▸ Set exercise:
Using the entries that follow, collect the lines where the word "статьи" appears.

▸ Task data:
start
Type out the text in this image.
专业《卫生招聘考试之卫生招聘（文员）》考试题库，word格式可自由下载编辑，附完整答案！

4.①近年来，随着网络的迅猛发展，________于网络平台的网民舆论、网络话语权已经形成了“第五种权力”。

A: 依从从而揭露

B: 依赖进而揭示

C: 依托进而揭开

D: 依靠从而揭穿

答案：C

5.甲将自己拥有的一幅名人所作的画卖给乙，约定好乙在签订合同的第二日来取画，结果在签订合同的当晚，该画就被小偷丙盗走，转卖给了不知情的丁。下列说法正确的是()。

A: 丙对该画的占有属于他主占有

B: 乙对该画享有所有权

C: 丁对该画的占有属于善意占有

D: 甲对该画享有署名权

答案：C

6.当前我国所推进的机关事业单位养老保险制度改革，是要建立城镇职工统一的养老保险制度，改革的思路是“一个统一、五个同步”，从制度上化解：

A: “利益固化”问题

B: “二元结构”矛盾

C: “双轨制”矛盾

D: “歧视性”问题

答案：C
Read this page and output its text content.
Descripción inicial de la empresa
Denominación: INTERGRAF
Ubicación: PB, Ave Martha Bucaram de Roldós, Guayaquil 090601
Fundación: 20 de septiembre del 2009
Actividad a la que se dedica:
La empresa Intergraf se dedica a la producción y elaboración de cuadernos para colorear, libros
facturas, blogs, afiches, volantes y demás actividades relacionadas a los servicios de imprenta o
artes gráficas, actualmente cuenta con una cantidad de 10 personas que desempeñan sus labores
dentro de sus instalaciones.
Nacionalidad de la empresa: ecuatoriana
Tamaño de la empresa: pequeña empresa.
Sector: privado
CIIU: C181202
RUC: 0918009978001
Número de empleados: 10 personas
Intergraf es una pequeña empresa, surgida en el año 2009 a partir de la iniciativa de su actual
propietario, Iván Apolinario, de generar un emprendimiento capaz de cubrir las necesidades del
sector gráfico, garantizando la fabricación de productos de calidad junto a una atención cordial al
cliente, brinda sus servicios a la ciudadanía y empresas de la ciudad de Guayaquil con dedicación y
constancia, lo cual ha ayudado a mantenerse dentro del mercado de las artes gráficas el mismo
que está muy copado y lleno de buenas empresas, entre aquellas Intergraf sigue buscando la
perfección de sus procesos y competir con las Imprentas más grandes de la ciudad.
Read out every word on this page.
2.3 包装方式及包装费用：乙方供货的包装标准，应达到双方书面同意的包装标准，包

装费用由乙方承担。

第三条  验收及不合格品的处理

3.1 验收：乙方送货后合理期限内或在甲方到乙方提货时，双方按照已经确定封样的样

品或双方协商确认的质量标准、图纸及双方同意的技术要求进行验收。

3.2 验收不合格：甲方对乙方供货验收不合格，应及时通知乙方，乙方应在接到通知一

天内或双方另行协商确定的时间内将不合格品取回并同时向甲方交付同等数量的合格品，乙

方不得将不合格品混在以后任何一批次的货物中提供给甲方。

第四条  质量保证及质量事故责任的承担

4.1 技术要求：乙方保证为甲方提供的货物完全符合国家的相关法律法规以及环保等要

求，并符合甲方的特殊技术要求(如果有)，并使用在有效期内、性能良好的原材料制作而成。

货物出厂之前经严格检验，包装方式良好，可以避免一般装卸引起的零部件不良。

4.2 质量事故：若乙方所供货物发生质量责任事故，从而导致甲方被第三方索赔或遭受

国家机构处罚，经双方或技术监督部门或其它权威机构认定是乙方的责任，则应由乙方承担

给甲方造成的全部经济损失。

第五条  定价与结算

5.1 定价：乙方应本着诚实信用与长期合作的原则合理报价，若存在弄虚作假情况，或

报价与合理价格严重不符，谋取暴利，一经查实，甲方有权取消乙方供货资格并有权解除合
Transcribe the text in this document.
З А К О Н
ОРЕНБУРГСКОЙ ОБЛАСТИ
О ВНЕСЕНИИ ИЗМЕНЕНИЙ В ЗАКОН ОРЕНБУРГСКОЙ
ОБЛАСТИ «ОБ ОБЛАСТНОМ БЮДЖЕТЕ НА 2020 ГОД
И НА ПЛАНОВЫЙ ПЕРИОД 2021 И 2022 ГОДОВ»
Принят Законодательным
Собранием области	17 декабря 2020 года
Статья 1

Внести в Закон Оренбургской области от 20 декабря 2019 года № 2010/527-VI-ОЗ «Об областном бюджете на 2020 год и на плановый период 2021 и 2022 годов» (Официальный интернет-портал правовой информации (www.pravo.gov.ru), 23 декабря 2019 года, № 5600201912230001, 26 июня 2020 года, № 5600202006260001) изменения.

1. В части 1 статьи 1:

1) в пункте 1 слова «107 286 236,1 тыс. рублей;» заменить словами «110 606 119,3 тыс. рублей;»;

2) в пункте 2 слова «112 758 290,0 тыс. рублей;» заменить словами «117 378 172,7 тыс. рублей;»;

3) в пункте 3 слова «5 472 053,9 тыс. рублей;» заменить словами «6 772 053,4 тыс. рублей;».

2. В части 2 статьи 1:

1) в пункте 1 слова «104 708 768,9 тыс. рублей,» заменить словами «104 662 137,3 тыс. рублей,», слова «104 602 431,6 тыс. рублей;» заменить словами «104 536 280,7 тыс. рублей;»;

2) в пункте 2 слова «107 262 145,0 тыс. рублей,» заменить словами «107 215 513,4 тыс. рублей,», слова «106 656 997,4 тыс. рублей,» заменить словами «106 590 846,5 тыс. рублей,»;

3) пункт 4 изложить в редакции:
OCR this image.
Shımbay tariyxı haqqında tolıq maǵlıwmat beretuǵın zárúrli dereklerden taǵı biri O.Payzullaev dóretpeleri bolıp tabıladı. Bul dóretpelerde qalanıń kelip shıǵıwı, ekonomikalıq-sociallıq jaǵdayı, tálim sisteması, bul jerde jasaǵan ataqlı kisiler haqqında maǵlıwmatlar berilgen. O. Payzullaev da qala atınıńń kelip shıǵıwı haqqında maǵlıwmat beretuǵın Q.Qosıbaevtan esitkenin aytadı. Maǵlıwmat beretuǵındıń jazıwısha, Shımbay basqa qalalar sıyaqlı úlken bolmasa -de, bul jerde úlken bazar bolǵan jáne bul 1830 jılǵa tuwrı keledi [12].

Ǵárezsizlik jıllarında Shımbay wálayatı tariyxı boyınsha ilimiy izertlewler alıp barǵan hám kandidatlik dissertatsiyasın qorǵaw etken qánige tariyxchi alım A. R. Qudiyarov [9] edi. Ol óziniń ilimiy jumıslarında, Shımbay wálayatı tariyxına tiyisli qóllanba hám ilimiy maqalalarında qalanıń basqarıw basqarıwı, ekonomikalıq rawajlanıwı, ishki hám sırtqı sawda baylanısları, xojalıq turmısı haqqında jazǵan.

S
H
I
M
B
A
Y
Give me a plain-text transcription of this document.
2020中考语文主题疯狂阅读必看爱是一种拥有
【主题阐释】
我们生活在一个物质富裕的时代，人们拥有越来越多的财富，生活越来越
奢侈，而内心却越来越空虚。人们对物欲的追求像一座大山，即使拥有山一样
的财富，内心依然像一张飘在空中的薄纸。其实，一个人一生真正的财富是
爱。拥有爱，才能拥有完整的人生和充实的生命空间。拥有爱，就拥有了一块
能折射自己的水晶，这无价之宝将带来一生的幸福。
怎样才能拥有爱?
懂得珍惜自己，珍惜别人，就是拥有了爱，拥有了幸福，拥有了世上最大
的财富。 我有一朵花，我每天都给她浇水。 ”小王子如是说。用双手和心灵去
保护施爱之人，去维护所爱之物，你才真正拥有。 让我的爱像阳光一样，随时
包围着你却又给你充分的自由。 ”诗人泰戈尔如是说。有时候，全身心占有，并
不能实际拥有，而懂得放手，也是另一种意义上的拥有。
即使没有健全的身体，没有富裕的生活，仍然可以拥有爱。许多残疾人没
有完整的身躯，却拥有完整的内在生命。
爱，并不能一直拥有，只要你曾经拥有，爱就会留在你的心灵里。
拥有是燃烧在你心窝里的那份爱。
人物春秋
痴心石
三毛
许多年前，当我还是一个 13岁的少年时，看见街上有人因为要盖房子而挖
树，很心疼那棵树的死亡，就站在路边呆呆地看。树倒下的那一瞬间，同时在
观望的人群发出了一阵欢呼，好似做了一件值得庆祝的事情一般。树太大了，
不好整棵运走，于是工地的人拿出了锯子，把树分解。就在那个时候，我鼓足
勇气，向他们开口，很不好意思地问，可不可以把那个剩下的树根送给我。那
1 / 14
end
▸ Task answer:
1. В части 1 статьи 1:
2. В части 2 статьи 1:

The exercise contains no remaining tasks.